_Prompt_
Look through the data and write out every line with the word "JSON" in it.

_Stored data_
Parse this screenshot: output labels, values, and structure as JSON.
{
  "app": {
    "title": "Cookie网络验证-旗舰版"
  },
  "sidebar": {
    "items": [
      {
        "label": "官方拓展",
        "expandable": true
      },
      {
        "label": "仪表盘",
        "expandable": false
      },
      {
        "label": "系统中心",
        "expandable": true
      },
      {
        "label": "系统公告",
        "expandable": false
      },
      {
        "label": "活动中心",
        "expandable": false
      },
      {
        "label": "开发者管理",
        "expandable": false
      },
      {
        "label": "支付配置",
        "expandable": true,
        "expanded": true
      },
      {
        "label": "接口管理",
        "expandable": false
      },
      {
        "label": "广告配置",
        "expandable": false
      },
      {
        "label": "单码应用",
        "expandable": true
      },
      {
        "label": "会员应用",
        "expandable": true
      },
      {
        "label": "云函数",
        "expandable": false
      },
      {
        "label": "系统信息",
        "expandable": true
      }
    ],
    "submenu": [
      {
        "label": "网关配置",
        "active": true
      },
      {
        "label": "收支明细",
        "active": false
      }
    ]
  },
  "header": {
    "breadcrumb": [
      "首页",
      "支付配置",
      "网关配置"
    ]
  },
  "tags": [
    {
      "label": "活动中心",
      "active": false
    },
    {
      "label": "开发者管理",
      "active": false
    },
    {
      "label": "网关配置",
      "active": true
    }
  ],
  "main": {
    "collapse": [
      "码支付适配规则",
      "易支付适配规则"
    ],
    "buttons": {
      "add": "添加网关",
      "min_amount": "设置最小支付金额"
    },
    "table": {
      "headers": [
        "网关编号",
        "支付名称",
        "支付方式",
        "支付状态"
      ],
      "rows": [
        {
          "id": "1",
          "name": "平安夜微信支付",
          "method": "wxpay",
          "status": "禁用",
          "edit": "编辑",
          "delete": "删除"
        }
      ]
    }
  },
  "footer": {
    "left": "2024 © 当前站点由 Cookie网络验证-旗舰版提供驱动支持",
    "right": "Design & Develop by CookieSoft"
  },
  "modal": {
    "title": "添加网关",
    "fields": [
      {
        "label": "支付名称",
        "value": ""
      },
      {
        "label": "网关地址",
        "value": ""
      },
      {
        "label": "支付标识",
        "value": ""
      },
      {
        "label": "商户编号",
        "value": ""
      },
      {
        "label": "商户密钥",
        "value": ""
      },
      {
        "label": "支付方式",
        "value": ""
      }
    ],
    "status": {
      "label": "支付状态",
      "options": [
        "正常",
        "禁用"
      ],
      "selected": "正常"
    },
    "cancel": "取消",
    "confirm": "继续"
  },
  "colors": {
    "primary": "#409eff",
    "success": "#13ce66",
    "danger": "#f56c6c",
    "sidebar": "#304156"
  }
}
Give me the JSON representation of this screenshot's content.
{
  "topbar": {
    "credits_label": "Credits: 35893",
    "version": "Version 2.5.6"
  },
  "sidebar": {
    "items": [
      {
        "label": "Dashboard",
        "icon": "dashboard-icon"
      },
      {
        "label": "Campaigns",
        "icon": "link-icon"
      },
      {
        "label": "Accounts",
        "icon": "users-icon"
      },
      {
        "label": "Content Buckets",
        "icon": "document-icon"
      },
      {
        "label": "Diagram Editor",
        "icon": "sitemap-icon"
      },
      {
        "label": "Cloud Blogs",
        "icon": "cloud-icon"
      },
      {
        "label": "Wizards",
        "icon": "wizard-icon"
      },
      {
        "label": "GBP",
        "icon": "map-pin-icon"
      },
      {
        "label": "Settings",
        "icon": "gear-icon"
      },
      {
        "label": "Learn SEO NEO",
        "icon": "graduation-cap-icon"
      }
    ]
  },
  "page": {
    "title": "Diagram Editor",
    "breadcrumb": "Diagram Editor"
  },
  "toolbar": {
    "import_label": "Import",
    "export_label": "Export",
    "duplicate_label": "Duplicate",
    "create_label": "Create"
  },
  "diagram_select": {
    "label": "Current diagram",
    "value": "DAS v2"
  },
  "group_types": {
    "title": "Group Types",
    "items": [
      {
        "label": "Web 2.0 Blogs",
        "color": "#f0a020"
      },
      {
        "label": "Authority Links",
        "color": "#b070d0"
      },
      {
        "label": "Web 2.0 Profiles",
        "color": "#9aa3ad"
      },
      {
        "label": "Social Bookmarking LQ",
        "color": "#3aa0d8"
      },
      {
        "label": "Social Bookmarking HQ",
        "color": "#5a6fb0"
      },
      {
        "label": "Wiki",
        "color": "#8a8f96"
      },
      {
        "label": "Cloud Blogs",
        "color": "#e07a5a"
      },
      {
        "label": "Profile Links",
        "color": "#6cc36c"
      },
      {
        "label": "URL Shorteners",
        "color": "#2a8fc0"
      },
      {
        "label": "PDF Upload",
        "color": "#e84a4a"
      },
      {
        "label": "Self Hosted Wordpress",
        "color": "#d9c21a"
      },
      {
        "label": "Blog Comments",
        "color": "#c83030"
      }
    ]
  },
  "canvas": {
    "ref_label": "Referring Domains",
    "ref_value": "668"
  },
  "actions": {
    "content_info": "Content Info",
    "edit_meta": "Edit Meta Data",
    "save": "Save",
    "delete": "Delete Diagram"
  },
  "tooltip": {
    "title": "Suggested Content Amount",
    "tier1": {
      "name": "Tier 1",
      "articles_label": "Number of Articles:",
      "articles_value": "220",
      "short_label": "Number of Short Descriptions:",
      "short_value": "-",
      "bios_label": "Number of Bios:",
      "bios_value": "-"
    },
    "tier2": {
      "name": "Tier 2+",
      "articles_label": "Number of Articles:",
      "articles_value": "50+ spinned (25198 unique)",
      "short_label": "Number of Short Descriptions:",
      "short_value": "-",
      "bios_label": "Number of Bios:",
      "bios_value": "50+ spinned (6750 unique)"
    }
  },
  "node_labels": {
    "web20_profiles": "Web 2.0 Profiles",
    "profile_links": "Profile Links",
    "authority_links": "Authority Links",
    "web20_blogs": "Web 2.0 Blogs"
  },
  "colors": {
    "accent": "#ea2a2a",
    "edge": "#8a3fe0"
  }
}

_Correct output_
Parse this screenshot: output labels, values, and structure as JSON.
Give me the JSON representation of this screenshot's content.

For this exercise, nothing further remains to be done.